#### [Source data]
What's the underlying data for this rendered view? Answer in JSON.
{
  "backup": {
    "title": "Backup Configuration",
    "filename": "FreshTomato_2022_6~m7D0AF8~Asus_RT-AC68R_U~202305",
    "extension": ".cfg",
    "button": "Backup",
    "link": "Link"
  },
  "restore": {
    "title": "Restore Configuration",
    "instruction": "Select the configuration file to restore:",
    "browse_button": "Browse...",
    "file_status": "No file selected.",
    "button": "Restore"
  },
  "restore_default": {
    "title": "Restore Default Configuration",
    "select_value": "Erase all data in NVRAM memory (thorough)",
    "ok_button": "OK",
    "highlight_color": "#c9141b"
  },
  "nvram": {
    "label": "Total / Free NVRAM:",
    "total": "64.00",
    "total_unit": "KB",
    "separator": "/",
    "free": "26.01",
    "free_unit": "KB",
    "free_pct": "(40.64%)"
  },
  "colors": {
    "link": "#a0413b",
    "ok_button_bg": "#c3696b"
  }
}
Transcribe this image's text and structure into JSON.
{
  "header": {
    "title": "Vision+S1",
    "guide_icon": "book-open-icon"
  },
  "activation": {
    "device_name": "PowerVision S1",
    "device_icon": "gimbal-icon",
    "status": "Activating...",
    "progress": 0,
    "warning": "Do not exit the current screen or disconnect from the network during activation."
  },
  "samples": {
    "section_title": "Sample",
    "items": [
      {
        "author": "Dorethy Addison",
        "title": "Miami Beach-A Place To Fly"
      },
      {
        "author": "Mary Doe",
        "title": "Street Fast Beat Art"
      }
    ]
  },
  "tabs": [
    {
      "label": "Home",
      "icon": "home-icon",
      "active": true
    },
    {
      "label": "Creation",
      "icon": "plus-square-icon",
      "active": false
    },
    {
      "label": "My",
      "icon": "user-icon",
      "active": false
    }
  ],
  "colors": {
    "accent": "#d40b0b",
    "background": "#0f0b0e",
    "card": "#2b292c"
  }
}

#### [Goal]
Reproduce, word for word, every line starting at the line that contains "Transcribe this image's" and ending with the final line of the entries.

#### [Answer to this problem]
Transcribe this image's text and structure into JSON.
{
  "header": {
    "title": "Vision+S1",
    "guide_icon": "book-open-icon"
  },
  "activation": {
    "device_name": "PowerVision S1",
    "device_icon": "gimbal-icon",
    "status": "Activating...",
    "progress": 0,
    "warning": "Do not exit the current screen or disconnect from the network during activation."
  },
  "samples": {
    "section_title": "Sample",
    "items": [
      {
        "author": "Dorethy Addison",
        "title": "Miami Beach-A Place To Fly"
      },
      {
        "author": "Mary Doe",
        "title": "Street Fast Beat Art"
      }
    ]
  },
  "tabs": [
    {
      "label": "Home",
      "icon": "home-icon",
      "active": true
    },
    {
      "label": "Creation",
      "icon": "plus-square-icon",
      "active": false
    },
    {
      "label": "My",
      "icon": "user-icon",
      "active": false
    }
  ],
  "colors": {
    "accent": "#d40b0b",
    "background": "#0f0b0e",
    "card": "#2b292c"
  }
}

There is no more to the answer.